* [TASK INSTRUCTIONS]: Repeat the entries below word for word, from the first line through the line with "- c dimension line: [10, 25, 12, 186]", including both.

* [EXTRACTED ENTRIES]:
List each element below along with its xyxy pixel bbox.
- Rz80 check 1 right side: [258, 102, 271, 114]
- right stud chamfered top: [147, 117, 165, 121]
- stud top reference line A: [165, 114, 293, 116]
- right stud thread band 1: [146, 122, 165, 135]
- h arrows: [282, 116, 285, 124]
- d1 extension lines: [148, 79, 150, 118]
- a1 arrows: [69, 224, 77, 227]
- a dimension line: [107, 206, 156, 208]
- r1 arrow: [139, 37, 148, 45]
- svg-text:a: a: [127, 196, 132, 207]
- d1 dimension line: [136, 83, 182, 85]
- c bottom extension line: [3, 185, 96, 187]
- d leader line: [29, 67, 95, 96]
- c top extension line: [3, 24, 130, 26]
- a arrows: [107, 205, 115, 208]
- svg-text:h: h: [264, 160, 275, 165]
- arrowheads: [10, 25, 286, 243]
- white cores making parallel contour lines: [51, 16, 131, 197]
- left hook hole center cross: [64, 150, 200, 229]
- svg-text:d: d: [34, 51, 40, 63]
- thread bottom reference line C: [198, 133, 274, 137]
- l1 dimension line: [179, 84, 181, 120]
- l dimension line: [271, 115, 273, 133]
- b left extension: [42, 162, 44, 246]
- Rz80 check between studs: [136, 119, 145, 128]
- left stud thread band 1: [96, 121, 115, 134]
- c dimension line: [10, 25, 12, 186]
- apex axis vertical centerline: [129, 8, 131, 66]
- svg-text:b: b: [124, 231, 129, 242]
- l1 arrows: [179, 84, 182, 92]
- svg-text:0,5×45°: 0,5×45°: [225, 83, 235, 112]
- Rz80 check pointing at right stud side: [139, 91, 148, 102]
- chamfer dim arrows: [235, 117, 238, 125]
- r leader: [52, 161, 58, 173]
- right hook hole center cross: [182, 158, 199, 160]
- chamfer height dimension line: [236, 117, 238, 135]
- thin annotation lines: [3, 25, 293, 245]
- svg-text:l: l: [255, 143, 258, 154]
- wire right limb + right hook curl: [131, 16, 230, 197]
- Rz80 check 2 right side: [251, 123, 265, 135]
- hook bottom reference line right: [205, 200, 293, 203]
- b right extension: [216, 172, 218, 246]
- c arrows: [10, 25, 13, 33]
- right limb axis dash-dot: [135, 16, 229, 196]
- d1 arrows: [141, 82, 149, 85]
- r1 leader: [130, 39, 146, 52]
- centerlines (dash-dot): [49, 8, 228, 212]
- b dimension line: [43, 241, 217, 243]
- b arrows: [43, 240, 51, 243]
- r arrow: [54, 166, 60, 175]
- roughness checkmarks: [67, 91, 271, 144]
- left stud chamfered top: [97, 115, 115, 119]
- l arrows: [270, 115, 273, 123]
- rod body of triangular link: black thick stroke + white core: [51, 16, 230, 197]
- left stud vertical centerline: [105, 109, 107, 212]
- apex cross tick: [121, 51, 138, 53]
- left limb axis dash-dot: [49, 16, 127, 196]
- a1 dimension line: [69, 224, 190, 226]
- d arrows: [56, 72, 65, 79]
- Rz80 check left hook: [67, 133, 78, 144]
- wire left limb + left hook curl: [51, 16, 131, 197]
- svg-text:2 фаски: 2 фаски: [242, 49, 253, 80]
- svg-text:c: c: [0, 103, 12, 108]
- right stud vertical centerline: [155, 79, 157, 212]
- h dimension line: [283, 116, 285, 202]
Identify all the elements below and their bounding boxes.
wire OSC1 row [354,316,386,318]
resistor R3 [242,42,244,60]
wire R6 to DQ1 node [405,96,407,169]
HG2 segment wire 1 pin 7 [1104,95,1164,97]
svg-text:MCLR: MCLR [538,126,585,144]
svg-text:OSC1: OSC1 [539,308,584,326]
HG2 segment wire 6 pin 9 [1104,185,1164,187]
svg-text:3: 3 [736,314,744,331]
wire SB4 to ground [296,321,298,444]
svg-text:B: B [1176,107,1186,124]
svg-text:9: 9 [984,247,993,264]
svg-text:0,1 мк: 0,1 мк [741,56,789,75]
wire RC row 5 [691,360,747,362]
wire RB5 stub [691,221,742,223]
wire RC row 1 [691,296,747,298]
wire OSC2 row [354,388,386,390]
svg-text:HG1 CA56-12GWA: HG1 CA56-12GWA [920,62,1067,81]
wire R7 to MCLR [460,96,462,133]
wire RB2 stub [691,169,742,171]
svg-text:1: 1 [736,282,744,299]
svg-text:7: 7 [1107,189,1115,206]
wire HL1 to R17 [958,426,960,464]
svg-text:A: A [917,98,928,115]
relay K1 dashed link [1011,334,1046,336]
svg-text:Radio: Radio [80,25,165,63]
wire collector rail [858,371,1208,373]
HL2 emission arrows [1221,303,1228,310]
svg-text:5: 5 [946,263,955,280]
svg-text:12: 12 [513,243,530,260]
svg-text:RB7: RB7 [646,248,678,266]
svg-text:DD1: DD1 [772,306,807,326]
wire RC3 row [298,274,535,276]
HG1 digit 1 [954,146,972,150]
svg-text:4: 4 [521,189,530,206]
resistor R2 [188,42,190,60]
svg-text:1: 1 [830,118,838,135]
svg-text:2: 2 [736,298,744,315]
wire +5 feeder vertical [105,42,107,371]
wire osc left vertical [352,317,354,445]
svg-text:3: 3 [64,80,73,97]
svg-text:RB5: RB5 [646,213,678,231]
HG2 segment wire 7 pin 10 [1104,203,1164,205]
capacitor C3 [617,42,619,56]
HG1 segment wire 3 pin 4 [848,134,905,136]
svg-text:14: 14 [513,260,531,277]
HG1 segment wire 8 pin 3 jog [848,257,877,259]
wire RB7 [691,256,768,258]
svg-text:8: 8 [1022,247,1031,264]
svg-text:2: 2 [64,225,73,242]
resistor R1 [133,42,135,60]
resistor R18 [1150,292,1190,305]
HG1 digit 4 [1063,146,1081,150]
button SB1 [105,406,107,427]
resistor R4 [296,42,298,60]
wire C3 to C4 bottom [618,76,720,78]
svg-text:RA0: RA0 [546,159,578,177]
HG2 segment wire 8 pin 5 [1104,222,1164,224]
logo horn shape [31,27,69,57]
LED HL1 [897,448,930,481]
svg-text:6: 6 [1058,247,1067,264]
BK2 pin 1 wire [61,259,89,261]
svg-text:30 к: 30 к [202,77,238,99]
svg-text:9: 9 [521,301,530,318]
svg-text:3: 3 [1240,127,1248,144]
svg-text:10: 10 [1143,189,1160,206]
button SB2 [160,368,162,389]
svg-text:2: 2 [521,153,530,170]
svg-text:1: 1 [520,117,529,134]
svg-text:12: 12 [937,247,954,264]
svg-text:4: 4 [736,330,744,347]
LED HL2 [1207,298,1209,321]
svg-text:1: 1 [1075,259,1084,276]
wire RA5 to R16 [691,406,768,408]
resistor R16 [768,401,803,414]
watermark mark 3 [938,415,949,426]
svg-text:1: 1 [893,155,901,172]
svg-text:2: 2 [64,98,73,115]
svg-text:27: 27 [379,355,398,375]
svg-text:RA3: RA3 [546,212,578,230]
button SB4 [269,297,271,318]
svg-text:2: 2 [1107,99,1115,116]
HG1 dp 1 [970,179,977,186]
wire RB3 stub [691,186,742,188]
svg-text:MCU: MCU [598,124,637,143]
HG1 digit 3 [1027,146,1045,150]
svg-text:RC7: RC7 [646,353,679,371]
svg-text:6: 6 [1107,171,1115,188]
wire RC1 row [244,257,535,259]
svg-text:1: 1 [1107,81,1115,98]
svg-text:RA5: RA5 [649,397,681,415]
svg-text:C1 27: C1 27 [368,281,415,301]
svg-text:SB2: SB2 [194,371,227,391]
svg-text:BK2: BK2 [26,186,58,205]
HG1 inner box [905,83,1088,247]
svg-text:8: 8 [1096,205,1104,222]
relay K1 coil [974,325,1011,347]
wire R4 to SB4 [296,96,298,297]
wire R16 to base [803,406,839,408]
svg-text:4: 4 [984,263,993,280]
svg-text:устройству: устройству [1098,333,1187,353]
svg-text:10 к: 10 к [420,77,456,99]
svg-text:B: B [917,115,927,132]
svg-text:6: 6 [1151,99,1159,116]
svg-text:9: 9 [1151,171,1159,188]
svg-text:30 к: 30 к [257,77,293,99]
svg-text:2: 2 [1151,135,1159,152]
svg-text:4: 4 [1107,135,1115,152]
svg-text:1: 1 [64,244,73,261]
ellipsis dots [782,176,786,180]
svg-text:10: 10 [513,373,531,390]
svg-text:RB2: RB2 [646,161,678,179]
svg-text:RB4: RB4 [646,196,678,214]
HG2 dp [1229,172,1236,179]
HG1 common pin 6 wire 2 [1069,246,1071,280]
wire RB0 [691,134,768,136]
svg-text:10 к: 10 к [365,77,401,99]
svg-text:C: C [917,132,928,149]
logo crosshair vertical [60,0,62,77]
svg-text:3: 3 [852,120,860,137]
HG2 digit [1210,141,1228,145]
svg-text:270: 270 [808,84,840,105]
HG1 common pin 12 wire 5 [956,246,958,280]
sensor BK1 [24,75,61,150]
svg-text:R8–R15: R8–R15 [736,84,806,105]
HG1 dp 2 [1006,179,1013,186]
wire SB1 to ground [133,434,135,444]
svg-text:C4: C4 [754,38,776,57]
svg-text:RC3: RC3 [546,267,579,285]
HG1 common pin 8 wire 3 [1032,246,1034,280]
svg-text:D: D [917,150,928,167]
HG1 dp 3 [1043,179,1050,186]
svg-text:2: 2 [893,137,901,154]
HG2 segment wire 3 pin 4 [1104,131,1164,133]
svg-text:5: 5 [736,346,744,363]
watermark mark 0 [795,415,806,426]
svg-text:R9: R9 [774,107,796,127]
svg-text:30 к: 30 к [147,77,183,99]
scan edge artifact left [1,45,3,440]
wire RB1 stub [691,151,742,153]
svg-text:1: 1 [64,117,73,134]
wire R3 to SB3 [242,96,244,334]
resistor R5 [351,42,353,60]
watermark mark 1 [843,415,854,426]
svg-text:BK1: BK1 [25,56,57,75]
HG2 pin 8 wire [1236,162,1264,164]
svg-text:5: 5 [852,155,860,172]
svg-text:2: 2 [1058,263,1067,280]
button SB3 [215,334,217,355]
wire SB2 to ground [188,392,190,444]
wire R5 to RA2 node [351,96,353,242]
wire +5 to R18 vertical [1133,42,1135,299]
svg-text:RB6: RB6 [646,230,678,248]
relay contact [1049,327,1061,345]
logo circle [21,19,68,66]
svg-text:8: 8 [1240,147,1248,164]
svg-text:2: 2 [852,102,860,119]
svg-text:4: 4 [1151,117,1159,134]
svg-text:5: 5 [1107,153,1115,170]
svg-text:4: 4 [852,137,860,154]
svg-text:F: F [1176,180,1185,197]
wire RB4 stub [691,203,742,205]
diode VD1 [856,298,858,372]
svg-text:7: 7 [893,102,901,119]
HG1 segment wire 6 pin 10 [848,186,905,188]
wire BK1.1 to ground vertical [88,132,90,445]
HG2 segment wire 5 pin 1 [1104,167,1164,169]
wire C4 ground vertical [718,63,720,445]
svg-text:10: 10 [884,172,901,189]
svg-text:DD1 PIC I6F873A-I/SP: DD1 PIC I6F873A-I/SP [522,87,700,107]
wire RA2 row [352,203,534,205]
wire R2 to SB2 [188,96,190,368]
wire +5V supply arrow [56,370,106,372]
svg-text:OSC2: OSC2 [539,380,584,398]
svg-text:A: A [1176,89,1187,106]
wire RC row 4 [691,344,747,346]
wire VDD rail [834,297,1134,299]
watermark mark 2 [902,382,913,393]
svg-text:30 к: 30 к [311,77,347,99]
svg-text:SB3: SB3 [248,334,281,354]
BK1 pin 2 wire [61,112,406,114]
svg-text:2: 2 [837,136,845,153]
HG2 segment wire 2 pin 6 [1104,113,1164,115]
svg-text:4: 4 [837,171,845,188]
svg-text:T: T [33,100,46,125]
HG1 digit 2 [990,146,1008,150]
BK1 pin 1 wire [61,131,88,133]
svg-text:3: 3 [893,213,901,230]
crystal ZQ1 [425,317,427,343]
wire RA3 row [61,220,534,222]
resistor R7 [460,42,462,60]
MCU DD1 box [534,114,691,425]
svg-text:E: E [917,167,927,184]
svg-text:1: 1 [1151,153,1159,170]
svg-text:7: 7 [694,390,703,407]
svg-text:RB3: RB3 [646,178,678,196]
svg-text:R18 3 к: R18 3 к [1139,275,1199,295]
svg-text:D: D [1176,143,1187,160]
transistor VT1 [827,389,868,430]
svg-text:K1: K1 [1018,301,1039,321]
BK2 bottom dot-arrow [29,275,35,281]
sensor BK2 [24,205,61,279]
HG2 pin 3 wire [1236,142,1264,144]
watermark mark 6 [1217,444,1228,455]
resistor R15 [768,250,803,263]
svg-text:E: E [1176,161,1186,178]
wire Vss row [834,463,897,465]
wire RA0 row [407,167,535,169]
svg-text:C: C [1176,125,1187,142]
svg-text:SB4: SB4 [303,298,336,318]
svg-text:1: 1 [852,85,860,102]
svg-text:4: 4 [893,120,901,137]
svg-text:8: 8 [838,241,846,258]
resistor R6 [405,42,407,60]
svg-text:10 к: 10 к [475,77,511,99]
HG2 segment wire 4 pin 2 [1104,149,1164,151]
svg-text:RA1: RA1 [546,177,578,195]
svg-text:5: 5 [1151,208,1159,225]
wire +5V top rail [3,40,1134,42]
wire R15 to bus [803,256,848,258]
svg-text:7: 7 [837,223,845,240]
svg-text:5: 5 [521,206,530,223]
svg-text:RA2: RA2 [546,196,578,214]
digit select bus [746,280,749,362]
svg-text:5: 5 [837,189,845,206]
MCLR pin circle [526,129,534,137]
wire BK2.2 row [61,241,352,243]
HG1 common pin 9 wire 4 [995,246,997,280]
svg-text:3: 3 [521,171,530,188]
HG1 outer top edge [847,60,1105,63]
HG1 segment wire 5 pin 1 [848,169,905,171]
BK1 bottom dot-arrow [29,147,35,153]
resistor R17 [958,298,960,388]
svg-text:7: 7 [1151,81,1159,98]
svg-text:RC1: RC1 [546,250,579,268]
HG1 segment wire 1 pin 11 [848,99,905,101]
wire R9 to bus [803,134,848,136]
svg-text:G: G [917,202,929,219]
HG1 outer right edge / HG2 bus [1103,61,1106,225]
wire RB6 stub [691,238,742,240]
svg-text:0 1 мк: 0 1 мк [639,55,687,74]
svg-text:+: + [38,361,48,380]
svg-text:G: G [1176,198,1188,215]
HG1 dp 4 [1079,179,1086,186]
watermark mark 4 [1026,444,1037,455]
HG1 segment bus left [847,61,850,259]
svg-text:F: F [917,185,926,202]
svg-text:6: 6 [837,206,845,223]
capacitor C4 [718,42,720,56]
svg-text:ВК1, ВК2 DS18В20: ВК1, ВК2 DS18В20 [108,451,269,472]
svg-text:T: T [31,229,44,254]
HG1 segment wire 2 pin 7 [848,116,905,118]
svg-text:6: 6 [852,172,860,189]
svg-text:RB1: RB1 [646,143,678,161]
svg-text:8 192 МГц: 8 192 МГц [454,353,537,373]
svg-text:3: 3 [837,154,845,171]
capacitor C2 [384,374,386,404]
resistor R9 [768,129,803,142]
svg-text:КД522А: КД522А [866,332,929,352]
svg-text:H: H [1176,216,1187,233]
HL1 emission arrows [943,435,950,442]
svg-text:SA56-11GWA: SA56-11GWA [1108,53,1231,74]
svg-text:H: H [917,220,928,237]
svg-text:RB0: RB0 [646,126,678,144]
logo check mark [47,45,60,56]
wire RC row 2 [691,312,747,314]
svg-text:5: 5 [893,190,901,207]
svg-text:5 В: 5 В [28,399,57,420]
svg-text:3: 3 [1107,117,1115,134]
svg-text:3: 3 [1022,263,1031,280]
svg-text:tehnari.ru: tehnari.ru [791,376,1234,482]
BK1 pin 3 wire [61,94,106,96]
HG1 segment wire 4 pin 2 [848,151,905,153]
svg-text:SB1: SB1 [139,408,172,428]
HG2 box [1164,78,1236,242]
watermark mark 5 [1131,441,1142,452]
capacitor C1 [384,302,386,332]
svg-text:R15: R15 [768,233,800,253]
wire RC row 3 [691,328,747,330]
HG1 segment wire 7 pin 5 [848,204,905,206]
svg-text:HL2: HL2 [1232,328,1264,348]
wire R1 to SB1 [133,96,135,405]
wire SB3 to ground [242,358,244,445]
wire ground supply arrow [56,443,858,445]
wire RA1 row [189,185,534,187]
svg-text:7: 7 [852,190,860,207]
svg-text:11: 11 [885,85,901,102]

* [SOLUTION TO THE EXERCISE]:
List each element below along with its xyxy pixel bbox.
- Rz80 check 1 right side: [258, 102, 271, 114]
- right stud chamfered top: [147, 117, 165, 121]
- stud top reference line A: [165, 114, 293, 116]
- right stud thread band 1: [146, 122, 165, 135]
- h arrows: [282, 116, 285, 124]
- d1 extension lines: [148, 79, 150, 118]
- a1 arrows: [69, 224, 77, 227]
- a dimension line: [107, 206, 156, 208]
- r1 arrow: [139, 37, 148, 45]
- svg-text:a: a: [127, 196, 132, 207]
- d1 dimension line: [136, 83, 182, 85]
- c bottom extension line: [3, 185, 96, 187]
- d leader line: [29, 67, 95, 96]
- c top extension line: [3, 24, 130, 26]
- a arrows: [107, 205, 115, 208]
- svg-text:h: h: [264, 160, 275, 165]
- arrowheads: [10, 25, 286, 243]
- white cores making parallel contour lines: [51, 16, 131, 197]
- left hook hole center cross: [64, 150, 200, 229]
- svg-text:d: d: [34, 51, 40, 63]
- thread bottom reference line C: [198, 133, 274, 137]
- l1 dimension line: [179, 84, 181, 120]
- l dimension line: [271, 115, 273, 133]
- b left extension: [42, 162, 44, 246]
- Rz80 check between studs: [136, 119, 145, 128]
- left stud thread band 1: [96, 121, 115, 134]
- c dimension line: [10, 25, 12, 186]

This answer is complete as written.